■ Figure content listings
·····

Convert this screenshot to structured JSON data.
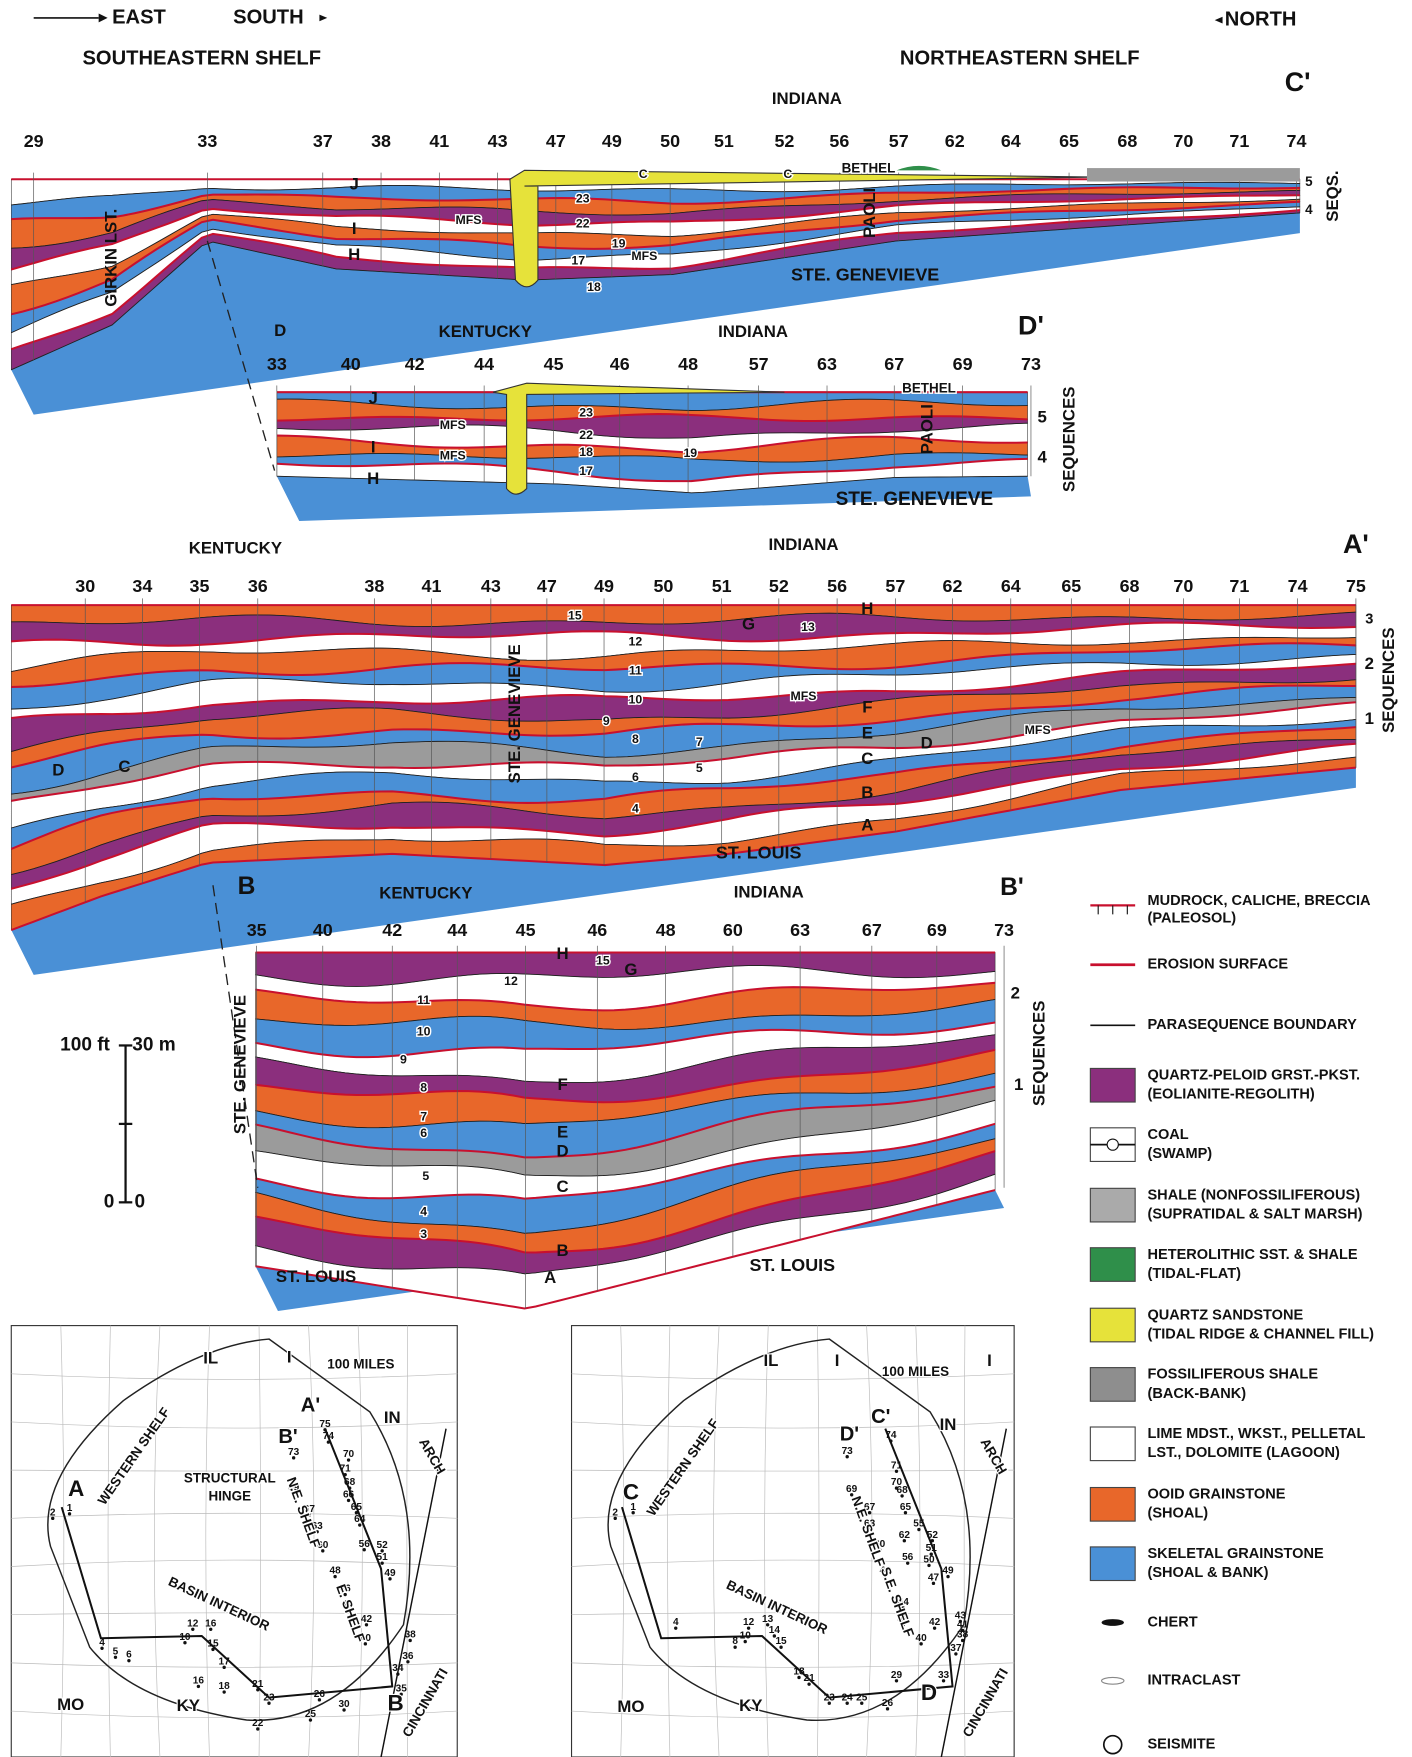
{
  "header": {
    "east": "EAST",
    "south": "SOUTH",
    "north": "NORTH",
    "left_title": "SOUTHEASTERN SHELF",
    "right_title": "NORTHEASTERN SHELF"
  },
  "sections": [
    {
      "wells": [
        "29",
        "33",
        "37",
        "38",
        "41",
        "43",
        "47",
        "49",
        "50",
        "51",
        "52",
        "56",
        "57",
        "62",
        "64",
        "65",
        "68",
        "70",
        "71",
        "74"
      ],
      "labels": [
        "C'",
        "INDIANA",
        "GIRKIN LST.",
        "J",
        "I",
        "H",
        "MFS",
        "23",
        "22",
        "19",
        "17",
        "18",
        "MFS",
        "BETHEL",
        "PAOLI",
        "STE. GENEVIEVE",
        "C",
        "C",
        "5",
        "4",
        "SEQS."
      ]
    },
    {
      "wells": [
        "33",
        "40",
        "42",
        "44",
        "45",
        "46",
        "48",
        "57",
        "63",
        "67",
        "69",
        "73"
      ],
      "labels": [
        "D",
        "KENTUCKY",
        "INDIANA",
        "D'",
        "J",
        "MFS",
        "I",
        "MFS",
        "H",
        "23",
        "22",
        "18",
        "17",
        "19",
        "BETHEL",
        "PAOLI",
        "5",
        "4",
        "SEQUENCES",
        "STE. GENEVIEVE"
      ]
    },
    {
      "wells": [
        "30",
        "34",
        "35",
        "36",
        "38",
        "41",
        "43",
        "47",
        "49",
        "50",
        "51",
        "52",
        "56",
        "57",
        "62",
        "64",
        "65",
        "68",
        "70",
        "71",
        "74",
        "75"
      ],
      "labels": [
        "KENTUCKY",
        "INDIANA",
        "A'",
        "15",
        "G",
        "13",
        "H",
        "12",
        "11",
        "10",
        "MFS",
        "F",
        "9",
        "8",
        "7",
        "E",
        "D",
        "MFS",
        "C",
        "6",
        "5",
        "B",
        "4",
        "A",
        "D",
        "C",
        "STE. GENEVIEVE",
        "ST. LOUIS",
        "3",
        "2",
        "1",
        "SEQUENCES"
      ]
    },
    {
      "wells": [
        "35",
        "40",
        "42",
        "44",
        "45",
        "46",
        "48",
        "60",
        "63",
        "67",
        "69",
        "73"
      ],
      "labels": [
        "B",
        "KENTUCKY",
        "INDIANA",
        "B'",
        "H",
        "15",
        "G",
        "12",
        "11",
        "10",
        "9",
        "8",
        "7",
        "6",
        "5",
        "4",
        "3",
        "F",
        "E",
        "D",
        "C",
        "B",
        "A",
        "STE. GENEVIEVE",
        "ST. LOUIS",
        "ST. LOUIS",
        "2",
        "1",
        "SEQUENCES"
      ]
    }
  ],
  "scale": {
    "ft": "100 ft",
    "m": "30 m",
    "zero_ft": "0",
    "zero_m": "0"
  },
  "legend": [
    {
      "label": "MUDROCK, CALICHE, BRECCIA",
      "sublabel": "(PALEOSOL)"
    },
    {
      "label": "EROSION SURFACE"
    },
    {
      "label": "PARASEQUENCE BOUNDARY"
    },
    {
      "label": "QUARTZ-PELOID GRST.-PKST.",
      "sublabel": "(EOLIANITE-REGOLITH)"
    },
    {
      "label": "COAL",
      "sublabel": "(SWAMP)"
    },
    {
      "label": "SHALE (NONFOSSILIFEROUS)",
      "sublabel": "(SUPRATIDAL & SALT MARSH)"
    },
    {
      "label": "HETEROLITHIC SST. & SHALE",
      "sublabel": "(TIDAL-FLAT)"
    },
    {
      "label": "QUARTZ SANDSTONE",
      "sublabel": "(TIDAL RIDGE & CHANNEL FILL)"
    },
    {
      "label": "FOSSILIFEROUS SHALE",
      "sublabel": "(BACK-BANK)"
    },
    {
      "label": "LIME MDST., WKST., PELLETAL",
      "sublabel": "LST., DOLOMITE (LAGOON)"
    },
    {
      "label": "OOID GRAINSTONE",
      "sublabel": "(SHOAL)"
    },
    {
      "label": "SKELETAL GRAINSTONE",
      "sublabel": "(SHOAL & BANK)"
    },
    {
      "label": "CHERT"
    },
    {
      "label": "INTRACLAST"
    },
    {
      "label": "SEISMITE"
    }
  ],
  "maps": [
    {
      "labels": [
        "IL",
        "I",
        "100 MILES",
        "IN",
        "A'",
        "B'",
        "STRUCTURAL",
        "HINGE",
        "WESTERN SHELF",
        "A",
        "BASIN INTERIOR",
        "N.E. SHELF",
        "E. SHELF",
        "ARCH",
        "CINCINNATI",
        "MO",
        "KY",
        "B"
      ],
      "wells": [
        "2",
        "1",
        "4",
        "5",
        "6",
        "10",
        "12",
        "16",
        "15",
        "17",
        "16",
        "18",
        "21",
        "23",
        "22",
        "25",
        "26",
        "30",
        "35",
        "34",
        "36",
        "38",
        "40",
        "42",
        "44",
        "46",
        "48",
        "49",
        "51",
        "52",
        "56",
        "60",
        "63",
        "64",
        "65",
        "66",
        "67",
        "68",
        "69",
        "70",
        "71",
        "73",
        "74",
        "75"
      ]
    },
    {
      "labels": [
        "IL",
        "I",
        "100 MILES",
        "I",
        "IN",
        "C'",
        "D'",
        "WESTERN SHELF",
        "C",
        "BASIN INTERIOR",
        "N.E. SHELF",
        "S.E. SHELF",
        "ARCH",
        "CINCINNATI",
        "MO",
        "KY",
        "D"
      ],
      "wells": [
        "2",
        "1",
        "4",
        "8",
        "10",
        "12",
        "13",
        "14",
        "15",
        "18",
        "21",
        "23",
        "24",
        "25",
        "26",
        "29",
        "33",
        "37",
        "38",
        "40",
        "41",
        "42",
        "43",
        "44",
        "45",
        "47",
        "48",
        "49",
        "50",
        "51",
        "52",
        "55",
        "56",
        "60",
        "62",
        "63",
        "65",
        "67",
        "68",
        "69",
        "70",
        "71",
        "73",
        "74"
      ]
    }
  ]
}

·····

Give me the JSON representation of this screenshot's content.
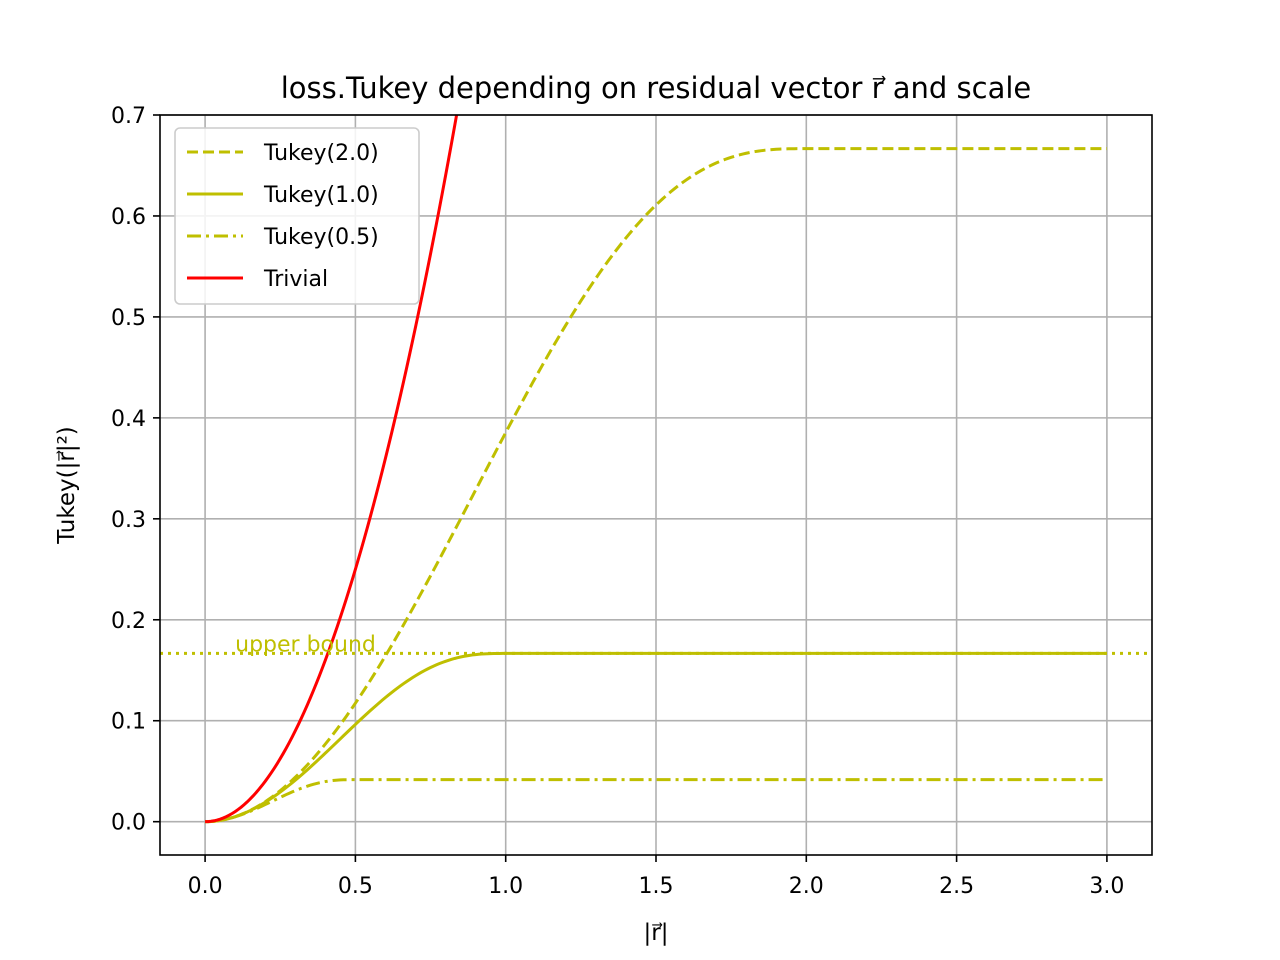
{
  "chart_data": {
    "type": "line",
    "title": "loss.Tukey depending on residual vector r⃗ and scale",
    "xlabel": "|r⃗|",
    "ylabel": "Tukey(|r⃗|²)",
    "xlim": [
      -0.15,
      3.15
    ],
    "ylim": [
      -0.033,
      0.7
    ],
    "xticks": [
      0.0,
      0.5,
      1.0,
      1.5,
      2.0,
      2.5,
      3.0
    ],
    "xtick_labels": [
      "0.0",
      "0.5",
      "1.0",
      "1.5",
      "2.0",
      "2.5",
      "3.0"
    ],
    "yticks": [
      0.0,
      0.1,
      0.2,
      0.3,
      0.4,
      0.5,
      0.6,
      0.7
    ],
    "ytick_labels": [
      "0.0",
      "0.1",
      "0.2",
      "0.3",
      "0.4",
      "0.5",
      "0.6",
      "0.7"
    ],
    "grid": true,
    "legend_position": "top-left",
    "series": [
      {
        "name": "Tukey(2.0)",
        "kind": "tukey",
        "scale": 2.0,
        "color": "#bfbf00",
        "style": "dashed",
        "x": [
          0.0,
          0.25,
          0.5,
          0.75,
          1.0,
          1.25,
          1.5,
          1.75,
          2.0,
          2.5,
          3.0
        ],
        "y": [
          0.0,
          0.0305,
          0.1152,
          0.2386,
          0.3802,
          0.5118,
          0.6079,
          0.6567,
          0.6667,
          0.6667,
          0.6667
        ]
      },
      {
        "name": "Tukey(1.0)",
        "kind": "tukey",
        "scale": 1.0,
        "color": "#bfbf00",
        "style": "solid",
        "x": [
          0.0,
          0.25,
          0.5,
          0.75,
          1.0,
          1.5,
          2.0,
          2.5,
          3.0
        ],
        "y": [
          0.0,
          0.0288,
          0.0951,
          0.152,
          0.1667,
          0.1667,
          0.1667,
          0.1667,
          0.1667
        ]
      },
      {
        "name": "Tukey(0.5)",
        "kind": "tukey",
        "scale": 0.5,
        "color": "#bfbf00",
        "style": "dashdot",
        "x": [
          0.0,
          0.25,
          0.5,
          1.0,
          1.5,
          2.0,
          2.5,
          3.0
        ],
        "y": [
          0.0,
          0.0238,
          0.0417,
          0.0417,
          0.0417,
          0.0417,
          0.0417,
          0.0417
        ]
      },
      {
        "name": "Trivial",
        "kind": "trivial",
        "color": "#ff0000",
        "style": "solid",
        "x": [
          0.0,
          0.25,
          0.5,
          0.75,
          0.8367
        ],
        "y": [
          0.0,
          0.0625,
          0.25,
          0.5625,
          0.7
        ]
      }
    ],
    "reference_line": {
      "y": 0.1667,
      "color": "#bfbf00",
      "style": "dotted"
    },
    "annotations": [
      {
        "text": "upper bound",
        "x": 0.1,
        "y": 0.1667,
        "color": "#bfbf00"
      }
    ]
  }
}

·····

■ Exercise goal
What is the number of lines in the listing that include the word "screenshot"? Give that number and nothing else.

■ Full solution
2